───── ENTRIES SHOWN ─────
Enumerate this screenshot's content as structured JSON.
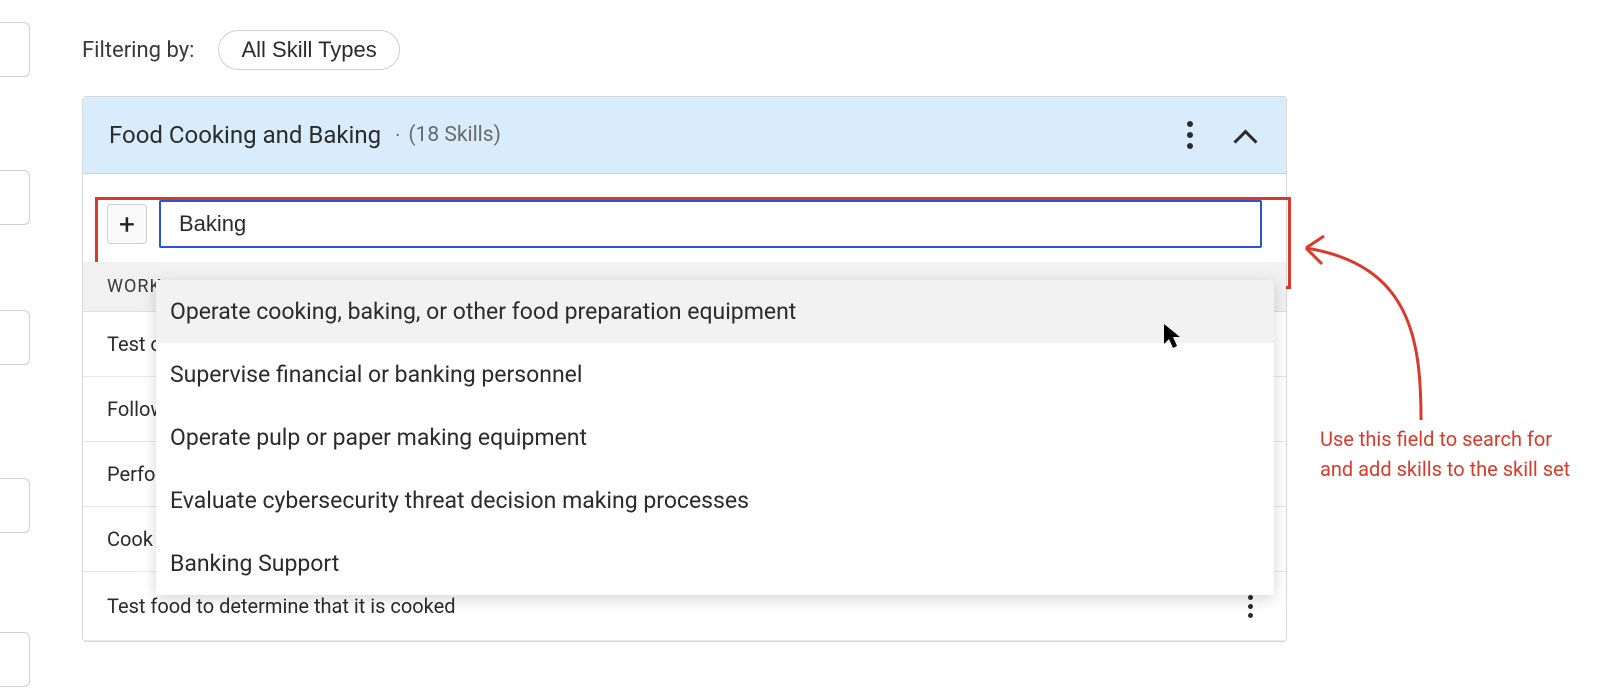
{
  "filter": {
    "label": "Filtering by:",
    "pill": "All Skill Types"
  },
  "group": {
    "title": "Food Cooking and Baking",
    "dot": "·",
    "count": "(18 Skills)"
  },
  "search": {
    "value": "Baking",
    "plus": "+"
  },
  "dropdown": [
    "Operate cooking, baking, or other food preparation equipment",
    "Supervise financial or banking personnel",
    "Operate pulp or paper making equipment",
    "Evaluate cybersecurity threat decision making processes",
    "Banking Support"
  ],
  "table": {
    "header_partial": "WORK",
    "rows_truncated": [
      "Test c",
      "Follow",
      "Perfor",
      "Cook f"
    ],
    "row_full": "Test food to determine that it is cooked"
  },
  "annotation": {
    "line1": "Use this field to search for",
    "line2": "and add skills to the skill set"
  },
  "colors": {
    "callout": "#d83a2b",
    "input_focus": "#2a53d6",
    "header_bg": "#d9ecfb"
  }
}
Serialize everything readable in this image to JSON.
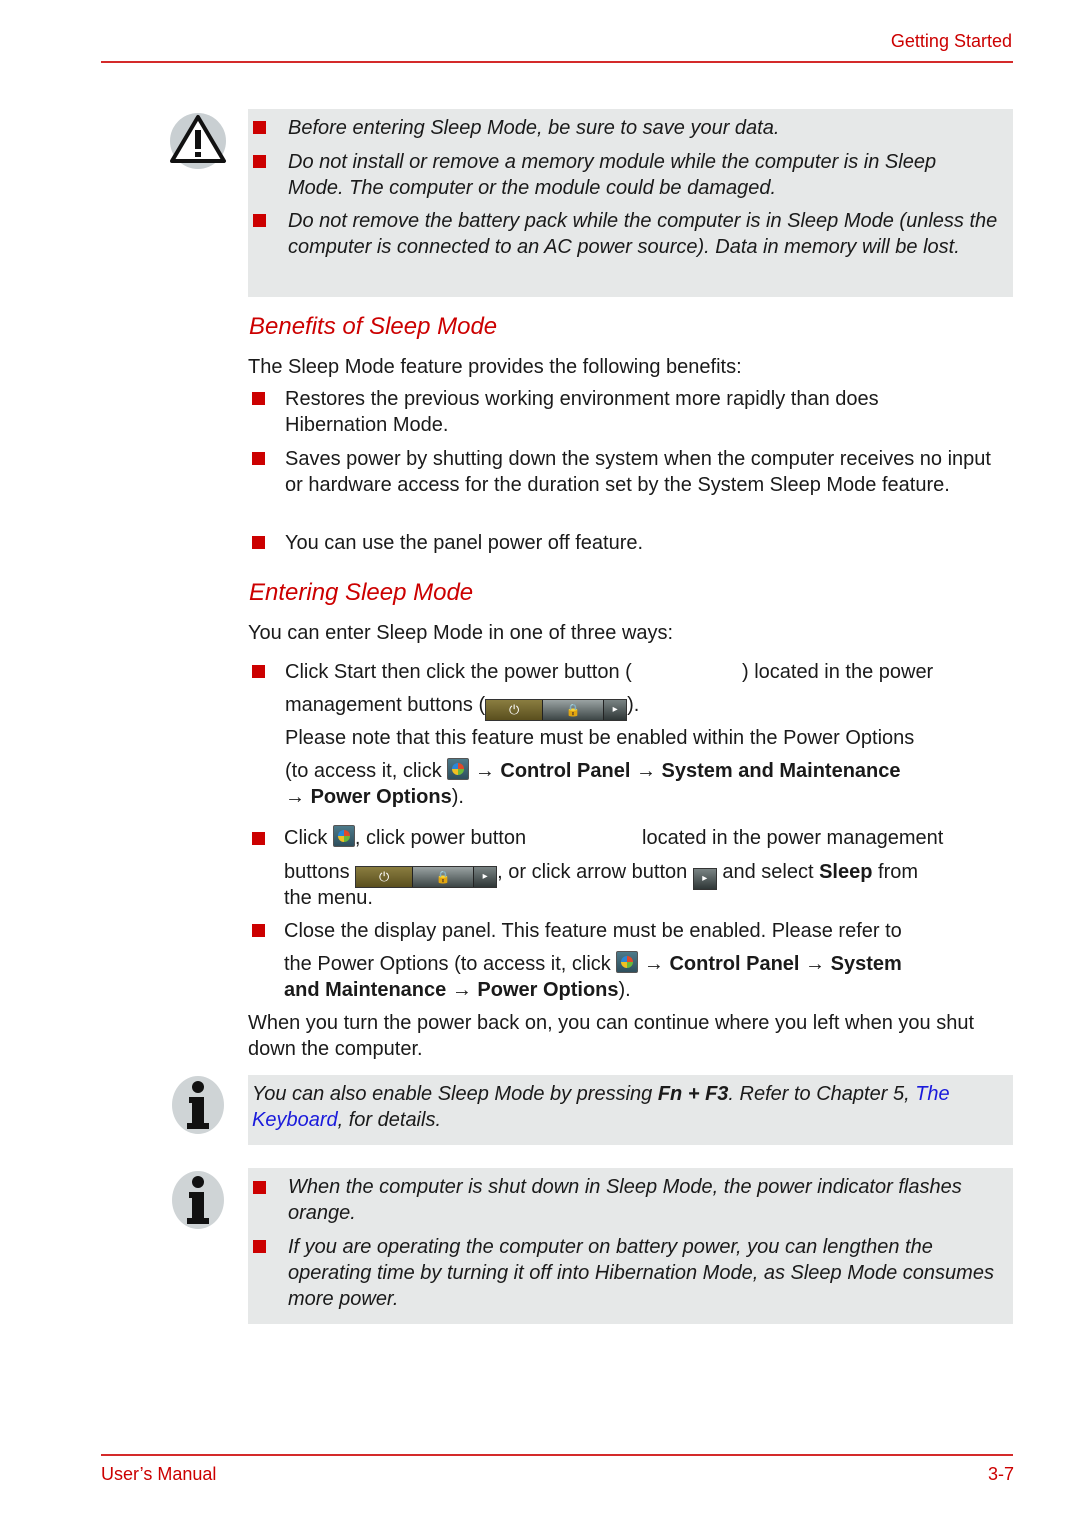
{
  "header": {
    "section": "Getting Started"
  },
  "warning_box": {
    "icon": "warning-triangle-icon",
    "items": [
      "Before entering Sleep Mode, be sure to save your data.",
      "Do not install or remove a memory module while the computer is in Sleep Mode. The computer or the module could be damaged.",
      "Do not remove the battery pack while the computer is in Sleep Mode (unless the computer is connected to an AC power source). Data in memory will be lost."
    ]
  },
  "benefits": {
    "heading": "Benefits of Sleep Mode",
    "intro": "The Sleep Mode feature provides the following benefits:",
    "items": [
      "Restores the previous working environment more rapidly than does Hibernation Mode.",
      "Saves power by shutting down the system when the computer receives no input or hardware access for the duration set by the System Sleep Mode feature.",
      "You can use the panel power off feature."
    ]
  },
  "entering": {
    "heading": "Entering Sleep Mode",
    "intro": "You can enter Sleep Mode in one of three ways:",
    "item1": {
      "a": "Click Start then click the power button (",
      "b": ") located in the power",
      "c": "management buttons (",
      "d": ").",
      "note1": "Please note that this feature must be enabled within the Power Options",
      "note2a": "(to access it, click ",
      "arrow": "→",
      "control_panel": "Control Panel",
      "system_maint": "System and Maintenance",
      "power_options": "Power Options",
      "close_paren": ")."
    },
    "item2": {
      "a": "Click ",
      "b": ", click power button",
      "c": "located in the power management",
      "d": "buttons ",
      "e": ", or click arrow button ",
      "f": " and select ",
      "sleep": "Sleep",
      "g": " from",
      "h": "the menu."
    },
    "item3": {
      "a": "Close the display panel. This feature must be enabled. Please refer to",
      "b": "the Power Options (to access it, click ",
      "control_panel": "Control Panel",
      "system": "System",
      "and_maint": "and Maintenance",
      "power_options": "Power Options",
      "close_paren": ")."
    },
    "outro": "When you turn the power back on, you can continue where you left when you shut down the computer."
  },
  "power_buttons": {
    "power_glyph": "⏻",
    "lock_glyph": "🔒",
    "arrow_glyph": "▸"
  },
  "note1": {
    "a": "You can also enable Sleep Mode by pressing ",
    "keys": "Fn + F3",
    "b": ". Refer to Chapter 5,",
    "link": "The Keyboard",
    "c": ", for details."
  },
  "note2": {
    "items": [
      "When the computer is shut down in Sleep Mode, the power indicator flashes orange.",
      "If you are operating the computer on battery power, you can lengthen the operating time by turning it off into Hibernation Mode, as Sleep Mode consumes more power."
    ]
  },
  "footer": {
    "left": "User’s Manual",
    "right": "3-7"
  }
}
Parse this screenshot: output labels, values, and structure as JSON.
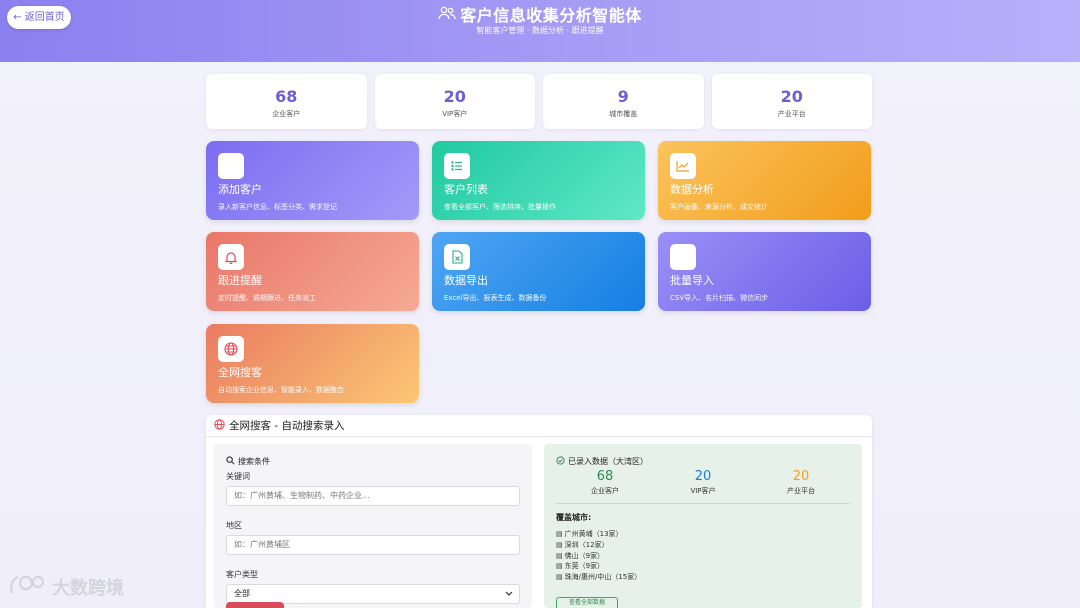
{
  "header": {
    "back_label": "← 返回首页",
    "title": "客户信息收集分析智能体",
    "subtitle": "智能客户管理 · 数据分析 · 跟进提醒"
  },
  "stats": [
    {
      "value": "68",
      "label": "企业客户"
    },
    {
      "value": "20",
      "label": "VIP客户"
    },
    {
      "value": "9",
      "label": "城市覆盖"
    },
    {
      "value": "20",
      "label": "产业平台"
    }
  ],
  "cards": [
    {
      "title": "添加客户",
      "desc": "录入新客户信息、标签分类、需求登记",
      "icon": "user-plus-icon"
    },
    {
      "title": "客户列表",
      "desc": "查看全部客户、筛选排序、批量操作",
      "icon": "list-icon"
    },
    {
      "title": "数据分析",
      "desc": "客户画像、来源分析、成交统计",
      "icon": "chart-icon"
    },
    {
      "title": "跟进提醒",
      "desc": "定时提醒、逾期跟进、任务派工",
      "icon": "bell-icon"
    },
    {
      "title": "数据导出",
      "desc": "Excel导出、报表生成、数据备份",
      "icon": "excel-file-icon"
    },
    {
      "title": "批量导入",
      "desc": "CSV导入、名片扫描、微信同步",
      "icon": "import-icon"
    },
    {
      "title": "全网搜客",
      "desc": "自动搜索企业信息、智能录入、数据整合",
      "icon": "globe-icon"
    }
  ],
  "panel": {
    "title": "全网搜客 - 自动搜索录入",
    "search": {
      "section_label": "搜索条件",
      "keyword_label": "关键词",
      "keyword_placeholder": "如：广州黄埔、生物制药、中药企业...",
      "region_label": "地区",
      "region_placeholder": "如：广州黄埔区",
      "type_label": "客户类型",
      "type_value": "全部"
    },
    "recorded": {
      "section_label": "已录入数据（大湾区）",
      "stats": [
        {
          "value": "68",
          "label": "企业客户",
          "color": "#2e8a50"
        },
        {
          "value": "20",
          "label": "VIP客户",
          "color": "#1a7fd6"
        },
        {
          "value": "20",
          "label": "产业平台",
          "color": "#f0a020"
        }
      ],
      "coverage_title": "覆盖城市:",
      "cities": [
        "广州黄埔（13家）",
        "深圳（12家）",
        "佛山（9家）",
        "东莞（9家）",
        "珠海/惠州/中山（15家）"
      ],
      "view_button": "查看全部数据"
    }
  },
  "watermark": "大数跨境"
}
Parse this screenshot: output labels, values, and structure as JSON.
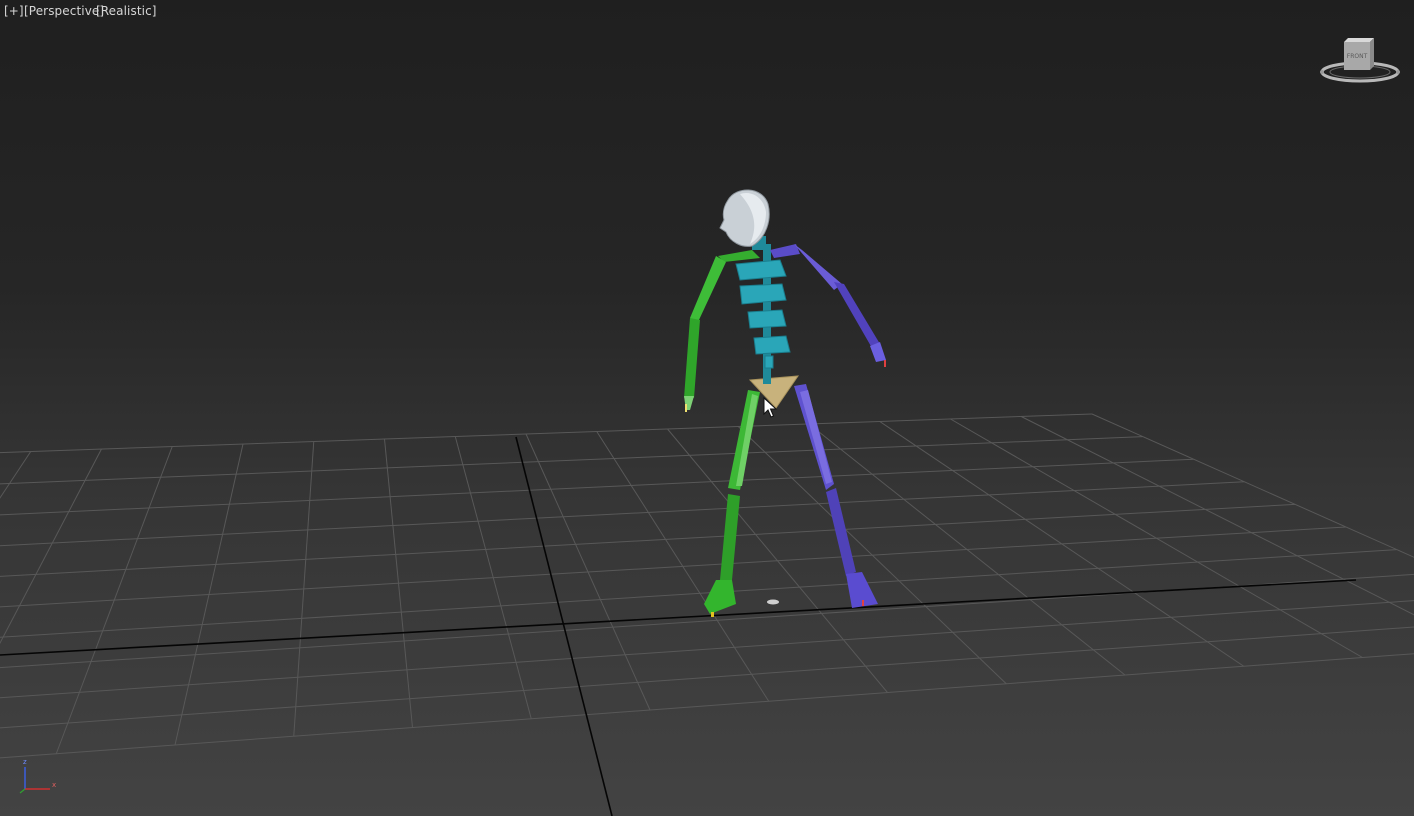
{
  "viewport": {
    "labels": {
      "plus": "[+]",
      "view": "[Perspective]",
      "shading": "[Realistic]"
    },
    "viewcube": {
      "face_label": "FRONT"
    },
    "axis_tripod": {
      "labels": [
        "z",
        "x"
      ]
    }
  },
  "scene": {
    "object": "biped-skeleton",
    "colors": {
      "left_side": "#2fa52a",
      "right_side": "#5a4cc8",
      "spine": "#2aa6b8",
      "pelvis": "#c8b27c",
      "head": "#c9d0d6",
      "grid": "#555555"
    }
  }
}
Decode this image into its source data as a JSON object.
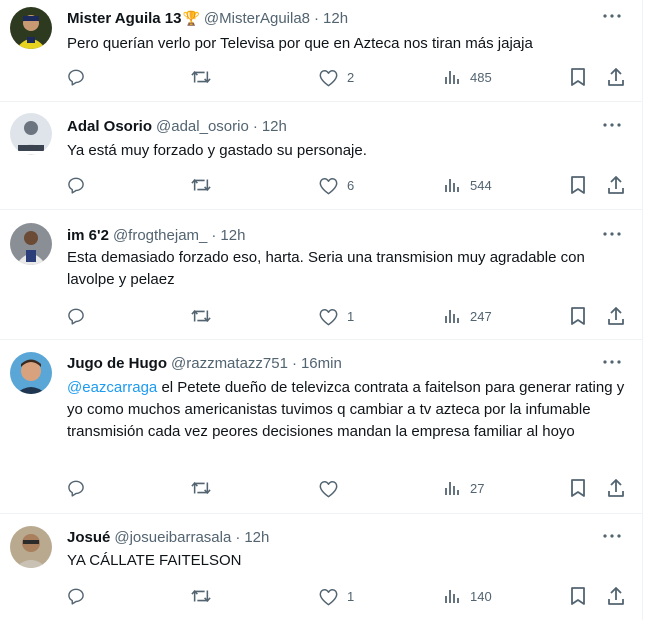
─────
- [WHAT YOU WILL DO]
Every line in the data above that contains "more" needs to be copied.

- [RESULT FOR THIS TASK]
      "Restores the previous working environment more rapidly than does Hibernation Mode.",
      "If you are operating the computer on battery power, you can lengthen the operating time by turning it off into Hibernation Mode, as Sleep Mode consumes more power."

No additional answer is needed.